BEGIN The data
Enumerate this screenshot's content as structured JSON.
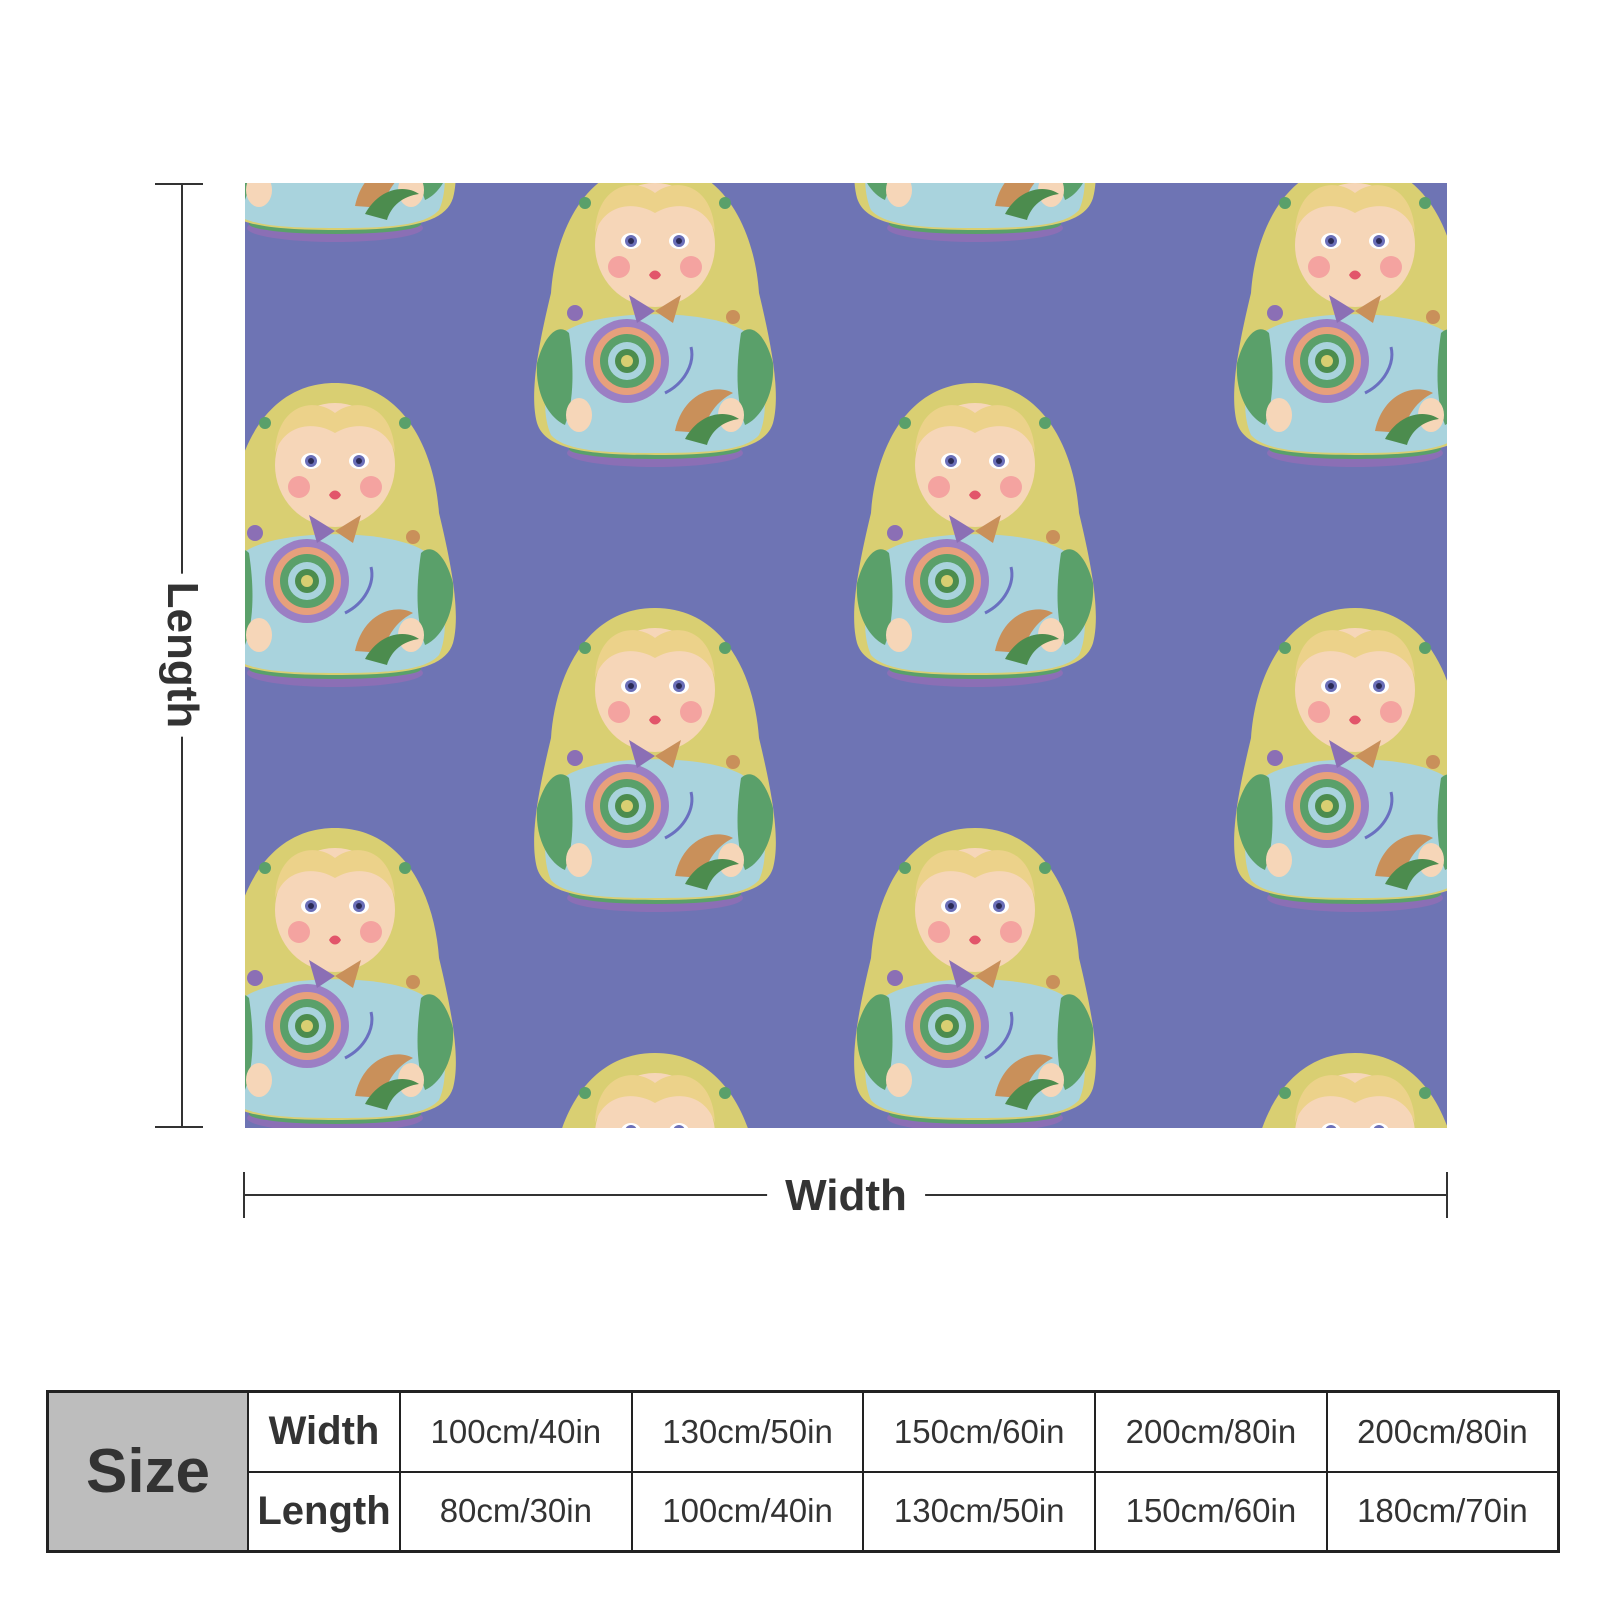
{
  "blanket": {
    "pattern": "matryoshka-dolls",
    "background_color": "#6e74b4",
    "scarf_color": "#d9cf72",
    "dress_color": "#a9d3dd",
    "leaf_color": "#5aa06a"
  },
  "dimensions": {
    "length_label": "Length",
    "width_label": "Width"
  },
  "size_table": {
    "header": "Size",
    "rows": [
      {
        "label": "Width",
        "values": [
          "100cm/40in",
          "130cm/50in",
          "150cm/60in",
          "200cm/80in",
          "200cm/80in"
        ]
      },
      {
        "label": "Length",
        "values": [
          "80cm/30in",
          "100cm/40in",
          "130cm/50in",
          "150cm/60in",
          "180cm/70in"
        ]
      }
    ]
  }
}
END The data
**Aim of the exercise**:
The records above are to be reproduced exactly; the pictures are to be left out.

**Response for this exercise**:
Enumerate this screenshot's content as structured JSON.
{
  "blanket": {
    "pattern": "matryoshka-dolls",
    "background_color": "#6e74b4",
    "scarf_color": "#d9cf72",
    "dress_color": "#a9d3dd",
    "leaf_color": "#5aa06a"
  },
  "dimensions": {
    "length_label": "Length",
    "width_label": "Width"
  },
  "size_table": {
    "header": "Size",
    "rows": [
      {
        "label": "Width",
        "values": [
          "100cm/40in",
          "130cm/50in",
          "150cm/60in",
          "200cm/80in",
          "200cm/80in"
        ]
      },
      {
        "label": "Length",
        "values": [
          "80cm/30in",
          "100cm/40in",
          "130cm/50in",
          "150cm/60in",
          "180cm/70in"
        ]
      }
    ]
  }
}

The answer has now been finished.